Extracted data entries

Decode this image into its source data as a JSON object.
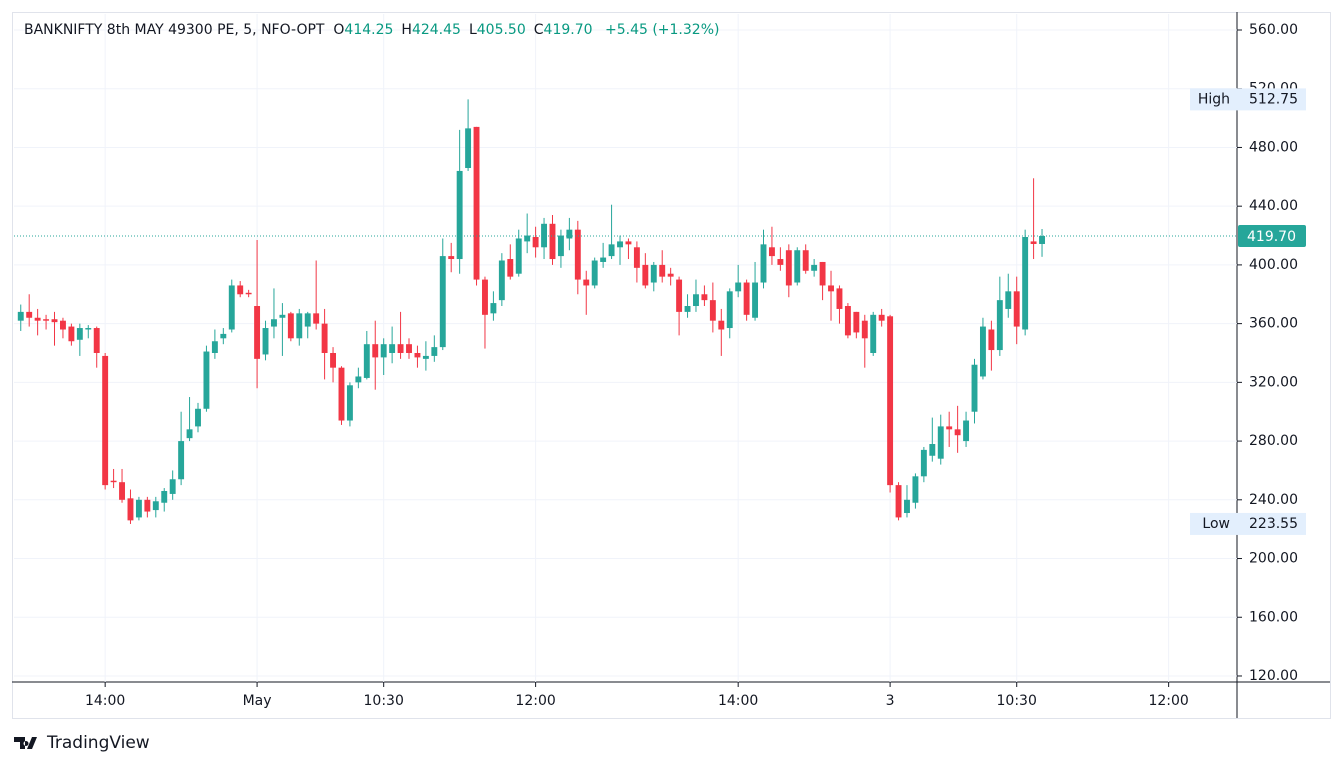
{
  "chart_data": {
    "type": "candlestick",
    "title": "BANKNIFTY 8th MAY 49300 PE, 5, NFO-OPT",
    "ohlc_legend": [
      {
        "label": "O",
        "value": "414.25"
      },
      {
        "label": "H",
        "value": "424.45"
      },
      {
        "label": "L",
        "value": "405.50"
      },
      {
        "label": "C",
        "value": "419.70"
      }
    ],
    "change": "+5.45 (+1.32%)",
    "up_color": "#26a69a",
    "down_color": "#f23645",
    "xlim": [
      -0.8,
      144.1
    ],
    "xticks": [
      {
        "value": 10,
        "label": "14:00"
      },
      {
        "value": 28,
        "label": "May"
      },
      {
        "value": 43,
        "label": "10:30"
      },
      {
        "value": 61,
        "label": "12:00"
      },
      {
        "value": 85,
        "label": "14:00"
      },
      {
        "value": 103,
        "label": "3"
      },
      {
        "value": 118,
        "label": "10:30"
      },
      {
        "value": 136,
        "label": "12:00"
      }
    ],
    "ylim": [
      115.9,
      570.9
    ],
    "yticks": [
      {
        "value": 120,
        "label": "120.00"
      },
      {
        "value": 160,
        "label": "160.00"
      },
      {
        "value": 200,
        "label": "200.00"
      },
      {
        "value": 240,
        "label": "240.00"
      },
      {
        "value": 280,
        "label": "280.00"
      },
      {
        "value": 320,
        "label": "320.00"
      },
      {
        "value": 360,
        "label": "360.00"
      },
      {
        "value": 400,
        "label": "400.00"
      },
      {
        "value": 440,
        "label": "440.00"
      },
      {
        "value": 480,
        "label": "480.00"
      },
      {
        "value": 520,
        "label": "520.00"
      },
      {
        "value": 560,
        "label": "560.00"
      }
    ],
    "grid": true,
    "open": [
      362,
      368,
      364,
      363,
      363,
      362,
      358,
      349,
      356,
      357,
      338,
      253,
      252,
      241,
      228,
      240,
      233,
      238,
      244,
      254,
      282,
      290,
      302,
      340,
      350,
      356,
      386,
      381,
      372,
      339,
      358,
      364,
      367,
      350,
      358,
      367,
      360,
      340,
      330,
      294,
      320,
      323,
      346,
      337,
      340,
      346,
      346,
      340,
      336,
      338,
      344,
      406,
      404,
      466,
      494,
      390,
      367,
      376,
      404,
      394,
      416,
      419,
      412,
      428,
      406,
      418,
      424,
      390,
      386,
      402,
      406,
      412,
      416,
      412,
      400,
      388,
      400,
      394,
      390,
      368,
      372,
      380,
      376,
      362,
      357,
      382,
      388,
      364,
      388,
      412,
      404,
      410,
      388,
      410,
      396,
      402,
      386,
      384,
      372,
      368,
      362,
      340,
      366,
      365,
      250,
      231,
      238,
      256,
      270,
      268,
      290,
      288,
      280,
      300,
      324,
      356,
      342,
      370,
      382,
      356,
      416,
      414.25
    ],
    "high": [
      373,
      380,
      370,
      366,
      368,
      364,
      360,
      360,
      359,
      358,
      340,
      261,
      261,
      247,
      242,
      242,
      242,
      248,
      260,
      300,
      310,
      306,
      345,
      356,
      357,
      390,
      389,
      383,
      417,
      362,
      384,
      374,
      368,
      370,
      368,
      403,
      370,
      344,
      331,
      320,
      330,
      355,
      362,
      350,
      358,
      368,
      350,
      345,
      348,
      352,
      418,
      415,
      492,
      512.75,
      494,
      392,
      382,
      408,
      414,
      424,
      435,
      426,
      432,
      434,
      424,
      432,
      430,
      396,
      405,
      415,
      441,
      420,
      418,
      416,
      408,
      402,
      410,
      398,
      392,
      380,
      390,
      386,
      388,
      370,
      384,
      400,
      390,
      402,
      424,
      426,
      412,
      414,
      412,
      414,
      404,
      402,
      396,
      386,
      374,
      368,
      366,
      368,
      370,
      366,
      252,
      250,
      258,
      276,
      296,
      298,
      300,
      304,
      300,
      336,
      364,
      362,
      392,
      394,
      392,
      424,
      459,
      424.45
    ],
    "low": [
      355,
      358,
      352,
      356,
      345,
      350,
      345,
      338,
      350,
      330,
      247,
      248,
      238,
      223.55,
      226,
      228,
      228,
      232,
      240,
      250,
      280,
      286,
      300,
      336,
      346,
      354,
      378,
      378,
      316,
      335,
      350,
      338,
      348,
      345,
      350,
      356,
      322,
      320,
      291,
      290,
      316,
      322,
      315,
      325,
      333,
      336,
      336,
      330,
      328,
      334,
      342,
      395,
      394,
      464,
      386,
      343,
      362,
      372,
      390,
      392,
      408,
      405,
      404,
      400,
      398,
      410,
      380,
      366,
      384,
      398,
      404,
      400,
      404,
      388,
      384,
      382,
      388,
      386,
      352,
      364,
      368,
      372,
      354,
      338,
      350,
      378,
      362,
      362,
      384,
      400,
      396,
      378,
      386,
      394,
      392,
      376,
      362,
      360,
      350,
      350,
      330,
      338,
      358,
      245,
      226,
      228,
      234,
      252,
      266,
      264,
      276,
      272,
      276,
      292,
      322,
      328,
      338,
      364,
      346,
      352,
      404,
      405.5
    ],
    "close": [
      368,
      364,
      362,
      362,
      361,
      356,
      348,
      357,
      357,
      340,
      250,
      252,
      240,
      226,
      240,
      232,
      239,
      246,
      254,
      280,
      288,
      302,
      341,
      348,
      353,
      386,
      380,
      380,
      336,
      357,
      363,
      366,
      350,
      367,
      367,
      360,
      340,
      330,
      294,
      318,
      324,
      346,
      337,
      346,
      346,
      340,
      340,
      337,
      338,
      344,
      406,
      404,
      464,
      493,
      390,
      366,
      374,
      403,
      392,
      418,
      420,
      412,
      428,
      404,
      420,
      424,
      390,
      386,
      403,
      405,
      414,
      416,
      414,
      398,
      386,
      400,
      392,
      392,
      368,
      372,
      380,
      376,
      362,
      356,
      382,
      388,
      366,
      388,
      414,
      406,
      400,
      386,
      410,
      396,
      400,
      386,
      382,
      370,
      352,
      354,
      350,
      366,
      362,
      250,
      228,
      240,
      256,
      274,
      278,
      290,
      288,
      284,
      294,
      332,
      358,
      342,
      376,
      382,
      358,
      419,
      414.25,
      419.7
    ],
    "last_price": {
      "value": 419.7,
      "label": "419.70"
    },
    "high_marker": {
      "text": "High",
      "value": 512.75,
      "label": "512.75"
    },
    "low_marker": {
      "text": "Low",
      "value": 223.55,
      "label": "223.55"
    },
    "branding": "TradingView"
  }
}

What is needed: Without the pictures, restate all of the entries above verbatim.

Response:
Decode this image into its source data as a JSON object.
{
  "chart_data": {
    "type": "candlestick",
    "title": "BANKNIFTY 8th MAY 49300 PE, 5, NFO-OPT",
    "ohlc_legend": [
      {
        "label": "O",
        "value": "414.25"
      },
      {
        "label": "H",
        "value": "424.45"
      },
      {
        "label": "L",
        "value": "405.50"
      },
      {
        "label": "C",
        "value": "419.70"
      }
    ],
    "change": "+5.45 (+1.32%)",
    "up_color": "#26a69a",
    "down_color": "#f23645",
    "xlim": [
      -0.8,
      144.1
    ],
    "xticks": [
      {
        "value": 10,
        "label": "14:00"
      },
      {
        "value": 28,
        "label": "May"
      },
      {
        "value": 43,
        "label": "10:30"
      },
      {
        "value": 61,
        "label": "12:00"
      },
      {
        "value": 85,
        "label": "14:00"
      },
      {
        "value": 103,
        "label": "3"
      },
      {
        "value": 118,
        "label": "10:30"
      },
      {
        "value": 136,
        "label": "12:00"
      }
    ],
    "ylim": [
      115.9,
      570.9
    ],
    "yticks": [
      {
        "value": 120,
        "label": "120.00"
      },
      {
        "value": 160,
        "label": "160.00"
      },
      {
        "value": 200,
        "label": "200.00"
      },
      {
        "value": 240,
        "label": "240.00"
      },
      {
        "value": 280,
        "label": "280.00"
      },
      {
        "value": 320,
        "label": "320.00"
      },
      {
        "value": 360,
        "label": "360.00"
      },
      {
        "value": 400,
        "label": "400.00"
      },
      {
        "value": 440,
        "label": "440.00"
      },
      {
        "value": 480,
        "label": "480.00"
      },
      {
        "value": 520,
        "label": "520.00"
      },
      {
        "value": 560,
        "label": "560.00"
      }
    ],
    "grid": true,
    "open": [
      362,
      368,
      364,
      363,
      363,
      362,
      358,
      349,
      356,
      357,
      338,
      253,
      252,
      241,
      228,
      240,
      233,
      238,
      244,
      254,
      282,
      290,
      302,
      340,
      350,
      356,
      386,
      381,
      372,
      339,
      358,
      364,
      367,
      350,
      358,
      367,
      360,
      340,
      330,
      294,
      320,
      323,
      346,
      337,
      340,
      346,
      346,
      340,
      336,
      338,
      344,
      406,
      404,
      466,
      494,
      390,
      367,
      376,
      404,
      394,
      416,
      419,
      412,
      428,
      406,
      418,
      424,
      390,
      386,
      402,
      406,
      412,
      416,
      412,
      400,
      388,
      400,
      394,
      390,
      368,
      372,
      380,
      376,
      362,
      357,
      382,
      388,
      364,
      388,
      412,
      404,
      410,
      388,
      410,
      396,
      402,
      386,
      384,
      372,
      368,
      362,
      340,
      366,
      365,
      250,
      231,
      238,
      256,
      270,
      268,
      290,
      288,
      280,
      300,
      324,
      356,
      342,
      370,
      382,
      356,
      416,
      414.25
    ],
    "high": [
      373,
      380,
      370,
      366,
      368,
      364,
      360,
      360,
      359,
      358,
      340,
      261,
      261,
      247,
      242,
      242,
      242,
      248,
      260,
      300,
      310,
      306,
      345,
      356,
      357,
      390,
      389,
      383,
      417,
      362,
      384,
      374,
      368,
      370,
      368,
      403,
      370,
      344,
      331,
      320,
      330,
      355,
      362,
      350,
      358,
      368,
      350,
      345,
      348,
      352,
      418,
      415,
      492,
      512.75,
      494,
      392,
      382,
      408,
      414,
      424,
      435,
      426,
      432,
      434,
      424,
      432,
      430,
      396,
      405,
      415,
      441,
      420,
      418,
      416,
      408,
      402,
      410,
      398,
      392,
      380,
      390,
      386,
      388,
      370,
      384,
      400,
      390,
      402,
      424,
      426,
      412,
      414,
      412,
      414,
      404,
      402,
      396,
      386,
      374,
      368,
      366,
      368,
      370,
      366,
      252,
      250,
      258,
      276,
      296,
      298,
      300,
      304,
      300,
      336,
      364,
      362,
      392,
      394,
      392,
      424,
      459,
      424.45
    ],
    "low": [
      355,
      358,
      352,
      356,
      345,
      350,
      345,
      338,
      350,
      330,
      247,
      248,
      238,
      223.55,
      226,
      228,
      228,
      232,
      240,
      250,
      280,
      286,
      300,
      336,
      346,
      354,
      378,
      378,
      316,
      335,
      350,
      338,
      348,
      345,
      350,
      356,
      322,
      320,
      291,
      290,
      316,
      322,
      315,
      325,
      333,
      336,
      336,
      330,
      328,
      334,
      342,
      395,
      394,
      464,
      386,
      343,
      362,
      372,
      390,
      392,
      408,
      405,
      404,
      400,
      398,
      410,
      380,
      366,
      384,
      398,
      404,
      400,
      404,
      388,
      384,
      382,
      388,
      386,
      352,
      364,
      368,
      372,
      354,
      338,
      350,
      378,
      362,
      362,
      384,
      400,
      396,
      378,
      386,
      394,
      392,
      376,
      362,
      360,
      350,
      350,
      330,
      338,
      358,
      245,
      226,
      228,
      234,
      252,
      266,
      264,
      276,
      272,
      276,
      292,
      322,
      328,
      338,
      364,
      346,
      352,
      404,
      405.5
    ],
    "close": [
      368,
      364,
      362,
      362,
      361,
      356,
      348,
      357,
      357,
      340,
      250,
      252,
      240,
      226,
      240,
      232,
      239,
      246,
      254,
      280,
      288,
      302,
      341,
      348,
      353,
      386,
      380,
      380,
      336,
      357,
      363,
      366,
      350,
      367,
      367,
      360,
      340,
      330,
      294,
      318,
      324,
      346,
      337,
      346,
      346,
      340,
      340,
      337,
      338,
      344,
      406,
      404,
      464,
      493,
      390,
      366,
      374,
      403,
      392,
      418,
      420,
      412,
      428,
      404,
      420,
      424,
      390,
      386,
      403,
      405,
      414,
      416,
      414,
      398,
      386,
      400,
      392,
      392,
      368,
      372,
      380,
      376,
      362,
      356,
      382,
      388,
      366,
      388,
      414,
      406,
      400,
      386,
      410,
      396,
      400,
      386,
      382,
      370,
      352,
      354,
      350,
      366,
      362,
      250,
      228,
      240,
      256,
      274,
      278,
      290,
      288,
      284,
      294,
      332,
      358,
      342,
      376,
      382,
      358,
      419,
      414.25,
      419.7
    ],
    "last_price": {
      "value": 419.7,
      "label": "419.70"
    },
    "high_marker": {
      "text": "High",
      "value": 512.75,
      "label": "512.75"
    },
    "low_marker": {
      "text": "Low",
      "value": 223.55,
      "label": "223.55"
    },
    "branding": "TradingView"
  }
}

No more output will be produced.